Goal:
Below are entries. Pull out all lines containing "energy".
==== Records shown ====
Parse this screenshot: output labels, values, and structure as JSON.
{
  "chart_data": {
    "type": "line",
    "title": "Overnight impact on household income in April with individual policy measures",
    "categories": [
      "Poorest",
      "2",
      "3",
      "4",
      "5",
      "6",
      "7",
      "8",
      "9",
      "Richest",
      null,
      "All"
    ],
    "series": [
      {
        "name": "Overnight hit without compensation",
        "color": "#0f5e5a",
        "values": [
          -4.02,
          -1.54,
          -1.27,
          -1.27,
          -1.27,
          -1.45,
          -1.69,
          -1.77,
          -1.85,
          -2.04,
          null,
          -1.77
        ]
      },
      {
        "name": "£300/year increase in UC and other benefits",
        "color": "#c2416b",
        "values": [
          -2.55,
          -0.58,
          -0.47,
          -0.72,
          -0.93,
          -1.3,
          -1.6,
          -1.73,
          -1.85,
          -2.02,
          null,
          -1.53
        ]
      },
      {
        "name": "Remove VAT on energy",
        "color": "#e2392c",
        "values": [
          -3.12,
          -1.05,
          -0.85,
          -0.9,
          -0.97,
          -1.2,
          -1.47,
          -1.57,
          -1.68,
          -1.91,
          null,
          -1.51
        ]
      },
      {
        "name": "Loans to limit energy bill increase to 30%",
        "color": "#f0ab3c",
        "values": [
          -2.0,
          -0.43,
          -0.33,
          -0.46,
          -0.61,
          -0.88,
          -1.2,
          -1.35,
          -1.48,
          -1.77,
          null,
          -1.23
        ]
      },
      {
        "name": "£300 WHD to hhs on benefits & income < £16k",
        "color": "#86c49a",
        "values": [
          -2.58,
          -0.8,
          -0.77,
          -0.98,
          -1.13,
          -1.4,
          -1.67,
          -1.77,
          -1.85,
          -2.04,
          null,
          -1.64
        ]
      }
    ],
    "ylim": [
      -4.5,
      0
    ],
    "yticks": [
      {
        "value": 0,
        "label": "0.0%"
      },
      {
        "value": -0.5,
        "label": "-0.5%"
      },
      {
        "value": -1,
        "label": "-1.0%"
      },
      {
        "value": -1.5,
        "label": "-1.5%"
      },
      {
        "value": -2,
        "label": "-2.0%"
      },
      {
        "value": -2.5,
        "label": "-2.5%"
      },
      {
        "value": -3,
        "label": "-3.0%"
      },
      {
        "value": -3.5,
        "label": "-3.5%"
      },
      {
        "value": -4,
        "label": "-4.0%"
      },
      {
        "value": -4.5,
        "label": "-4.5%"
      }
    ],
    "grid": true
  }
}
====
Completed exercise:
        "name": "Remove VAT on energy",
        "name": "Loans to limit energy bill increase to 30%",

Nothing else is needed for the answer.